--- EXERCISE GOAL ---
Every line of the data must be copied exactly.

--- DATASET ENTRIES ---
**********
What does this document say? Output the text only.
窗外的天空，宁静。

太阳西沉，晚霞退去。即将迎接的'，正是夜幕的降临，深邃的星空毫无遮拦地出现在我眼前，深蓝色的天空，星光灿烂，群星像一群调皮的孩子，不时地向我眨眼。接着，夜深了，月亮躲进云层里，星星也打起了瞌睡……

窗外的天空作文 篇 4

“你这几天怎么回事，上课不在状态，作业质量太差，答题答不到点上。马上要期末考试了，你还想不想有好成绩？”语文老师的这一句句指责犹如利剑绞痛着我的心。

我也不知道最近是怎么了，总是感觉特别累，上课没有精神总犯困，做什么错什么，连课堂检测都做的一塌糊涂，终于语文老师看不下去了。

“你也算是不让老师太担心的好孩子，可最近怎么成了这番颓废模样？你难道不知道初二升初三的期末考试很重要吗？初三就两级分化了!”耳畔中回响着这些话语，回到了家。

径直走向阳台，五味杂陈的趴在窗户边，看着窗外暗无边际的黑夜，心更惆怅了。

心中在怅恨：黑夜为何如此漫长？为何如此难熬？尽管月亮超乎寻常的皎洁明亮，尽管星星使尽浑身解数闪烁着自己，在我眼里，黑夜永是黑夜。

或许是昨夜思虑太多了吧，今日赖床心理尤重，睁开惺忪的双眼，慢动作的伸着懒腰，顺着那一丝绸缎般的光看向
**********
--- EXERCISE RESPONSE ---
What does this document say? Output the text only.
窗外的天空，宁静。

太阳西沉，晚霞退去。即将迎接的'，正是夜幕的降临，深邃的星空毫无遮拦地出现在我眼前，深蓝色的天空，星光灿烂，群星像一群调皮的孩子，不时地向我眨眼。接着，夜深了，月亮躲进云层里，星星也打起了瞌睡……

窗外的天空作文 篇 4

“你这几天怎么回事，上课不在状态，作业质量太差，答题答不到点上。马上要期末考试了，你还想不想有好成绩？”语文老师的这一句句指责犹如利剑绞痛着我的心。

我也不知道最近是怎么了，总是感觉特别累，上课没有精神总犯困，做什么错什么，连课堂检测都做的一塌糊涂，终于语文老师看不下去了。

“你也算是不让老师太担心的好孩子，可最近怎么成了这番颓废模样？你难道不知道初二升初三的期末考试很重要吗？初三就两级分化了!”耳畔中回响着这些话语，回到了家。

径直走向阳台，五味杂陈的趴在窗户边，看着窗外暗无边际的黑夜，心更惆怅了。

心中在怅恨：黑夜为何如此漫长？为何如此难熬？尽管月亮超乎寻常的皎洁明亮，尽管星星使尽浑身解数闪烁着自己，在我眼里，黑夜永是黑夜。

或许是昨夜思虑太多了吧，今日赖床心理尤重，睁开惺忪的双眼，慢动作的伸着懒腰，顺着那一丝绸缎般的光看向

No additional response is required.